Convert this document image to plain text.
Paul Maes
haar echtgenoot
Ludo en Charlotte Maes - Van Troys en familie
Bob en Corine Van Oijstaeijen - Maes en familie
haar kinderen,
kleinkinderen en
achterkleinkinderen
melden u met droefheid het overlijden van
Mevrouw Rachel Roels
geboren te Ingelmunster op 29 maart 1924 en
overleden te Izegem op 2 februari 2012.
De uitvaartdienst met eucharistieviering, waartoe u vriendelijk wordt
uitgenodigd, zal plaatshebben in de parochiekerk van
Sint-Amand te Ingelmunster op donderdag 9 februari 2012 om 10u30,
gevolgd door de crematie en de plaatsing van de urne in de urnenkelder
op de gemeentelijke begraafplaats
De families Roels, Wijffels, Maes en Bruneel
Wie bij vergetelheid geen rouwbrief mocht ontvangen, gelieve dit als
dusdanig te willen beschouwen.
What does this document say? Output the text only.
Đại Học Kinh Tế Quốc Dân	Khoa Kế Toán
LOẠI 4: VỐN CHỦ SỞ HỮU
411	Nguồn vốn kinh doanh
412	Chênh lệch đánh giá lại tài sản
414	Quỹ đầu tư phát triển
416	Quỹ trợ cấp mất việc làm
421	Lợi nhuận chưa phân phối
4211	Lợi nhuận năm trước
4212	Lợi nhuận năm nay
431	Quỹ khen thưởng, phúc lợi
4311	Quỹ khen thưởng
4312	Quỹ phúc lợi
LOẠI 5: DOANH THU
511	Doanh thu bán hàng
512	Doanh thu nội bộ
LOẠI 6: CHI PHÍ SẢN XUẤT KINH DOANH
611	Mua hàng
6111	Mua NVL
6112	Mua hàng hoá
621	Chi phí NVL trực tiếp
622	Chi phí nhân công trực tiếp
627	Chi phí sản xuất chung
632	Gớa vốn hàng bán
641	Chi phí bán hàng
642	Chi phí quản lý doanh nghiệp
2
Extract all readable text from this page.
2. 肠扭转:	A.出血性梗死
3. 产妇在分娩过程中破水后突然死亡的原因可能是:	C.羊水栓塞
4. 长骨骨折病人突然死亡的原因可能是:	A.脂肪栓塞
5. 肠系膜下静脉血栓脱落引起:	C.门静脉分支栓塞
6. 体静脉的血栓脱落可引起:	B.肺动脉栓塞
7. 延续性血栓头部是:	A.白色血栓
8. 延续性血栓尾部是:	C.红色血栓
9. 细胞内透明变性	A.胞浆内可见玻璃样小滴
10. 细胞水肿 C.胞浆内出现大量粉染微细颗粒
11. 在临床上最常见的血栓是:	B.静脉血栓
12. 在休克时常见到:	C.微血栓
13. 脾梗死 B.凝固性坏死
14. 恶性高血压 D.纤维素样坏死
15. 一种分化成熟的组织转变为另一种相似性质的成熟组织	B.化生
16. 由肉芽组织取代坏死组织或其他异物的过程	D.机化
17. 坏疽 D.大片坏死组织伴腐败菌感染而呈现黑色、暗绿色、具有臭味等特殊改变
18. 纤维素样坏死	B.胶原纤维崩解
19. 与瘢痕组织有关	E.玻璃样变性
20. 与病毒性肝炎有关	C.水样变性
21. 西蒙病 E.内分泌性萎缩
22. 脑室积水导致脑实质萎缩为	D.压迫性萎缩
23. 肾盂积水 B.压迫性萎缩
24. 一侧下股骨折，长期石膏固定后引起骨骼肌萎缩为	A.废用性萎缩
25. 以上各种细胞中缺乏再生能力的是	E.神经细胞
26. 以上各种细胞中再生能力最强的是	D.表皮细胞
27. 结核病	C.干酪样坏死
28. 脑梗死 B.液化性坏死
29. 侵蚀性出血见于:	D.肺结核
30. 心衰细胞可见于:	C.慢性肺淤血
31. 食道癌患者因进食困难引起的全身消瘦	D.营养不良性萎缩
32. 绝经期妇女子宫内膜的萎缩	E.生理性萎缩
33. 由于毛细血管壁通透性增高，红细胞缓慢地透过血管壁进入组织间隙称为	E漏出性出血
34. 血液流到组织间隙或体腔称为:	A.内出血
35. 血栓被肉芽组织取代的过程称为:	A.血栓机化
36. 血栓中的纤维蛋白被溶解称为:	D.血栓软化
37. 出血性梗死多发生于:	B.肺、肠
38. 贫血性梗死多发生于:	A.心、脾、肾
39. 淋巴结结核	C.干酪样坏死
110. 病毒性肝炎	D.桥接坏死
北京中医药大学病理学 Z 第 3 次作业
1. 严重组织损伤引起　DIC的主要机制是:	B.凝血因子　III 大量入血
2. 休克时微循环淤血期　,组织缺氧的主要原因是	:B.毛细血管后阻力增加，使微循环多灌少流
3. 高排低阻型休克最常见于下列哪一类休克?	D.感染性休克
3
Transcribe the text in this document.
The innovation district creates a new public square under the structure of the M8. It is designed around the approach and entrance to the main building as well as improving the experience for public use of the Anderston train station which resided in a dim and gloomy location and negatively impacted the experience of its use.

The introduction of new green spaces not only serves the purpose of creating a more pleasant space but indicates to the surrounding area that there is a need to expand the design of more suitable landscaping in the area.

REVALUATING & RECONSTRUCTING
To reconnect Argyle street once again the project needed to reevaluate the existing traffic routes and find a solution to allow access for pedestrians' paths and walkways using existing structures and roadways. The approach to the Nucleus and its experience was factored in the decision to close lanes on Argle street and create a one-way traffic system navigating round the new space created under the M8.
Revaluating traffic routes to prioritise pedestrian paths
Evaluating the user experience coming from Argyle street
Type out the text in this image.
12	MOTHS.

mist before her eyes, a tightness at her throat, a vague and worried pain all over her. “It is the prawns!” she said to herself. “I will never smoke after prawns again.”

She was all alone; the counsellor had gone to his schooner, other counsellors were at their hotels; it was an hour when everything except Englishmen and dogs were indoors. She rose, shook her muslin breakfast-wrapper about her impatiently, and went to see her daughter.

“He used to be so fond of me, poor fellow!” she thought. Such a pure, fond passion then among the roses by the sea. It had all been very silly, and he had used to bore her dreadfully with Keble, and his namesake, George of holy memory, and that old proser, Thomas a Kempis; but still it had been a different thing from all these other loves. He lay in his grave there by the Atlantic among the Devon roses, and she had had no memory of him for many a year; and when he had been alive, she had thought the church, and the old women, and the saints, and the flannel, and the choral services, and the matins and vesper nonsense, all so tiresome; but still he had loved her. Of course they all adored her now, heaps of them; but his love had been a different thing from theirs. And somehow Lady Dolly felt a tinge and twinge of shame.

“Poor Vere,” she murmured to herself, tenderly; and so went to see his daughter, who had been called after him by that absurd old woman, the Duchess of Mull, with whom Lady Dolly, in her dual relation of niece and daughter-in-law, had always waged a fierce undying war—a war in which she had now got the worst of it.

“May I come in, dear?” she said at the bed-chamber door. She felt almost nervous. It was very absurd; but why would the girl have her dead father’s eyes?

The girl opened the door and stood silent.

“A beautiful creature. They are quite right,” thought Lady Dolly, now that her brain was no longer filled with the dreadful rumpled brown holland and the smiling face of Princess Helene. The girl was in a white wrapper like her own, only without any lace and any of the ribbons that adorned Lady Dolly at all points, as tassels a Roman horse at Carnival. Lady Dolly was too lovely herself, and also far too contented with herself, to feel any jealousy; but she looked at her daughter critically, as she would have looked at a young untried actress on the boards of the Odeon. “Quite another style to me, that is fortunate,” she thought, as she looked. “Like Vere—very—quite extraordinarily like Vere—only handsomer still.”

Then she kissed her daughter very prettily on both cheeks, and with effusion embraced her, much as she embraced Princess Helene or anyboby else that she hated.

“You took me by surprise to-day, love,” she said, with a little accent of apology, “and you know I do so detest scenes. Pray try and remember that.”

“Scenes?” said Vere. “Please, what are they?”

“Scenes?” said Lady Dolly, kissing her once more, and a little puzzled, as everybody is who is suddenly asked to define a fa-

TASK BRIEF
From the records given above, copy all lines containing "text".

SOLUTION TO THE PROBLEM
Convert this document image to plain text.
What does this document say? Output the text only.
Extract all readable text from this page.
Transcribe the text in this document.
Type out the text in this image.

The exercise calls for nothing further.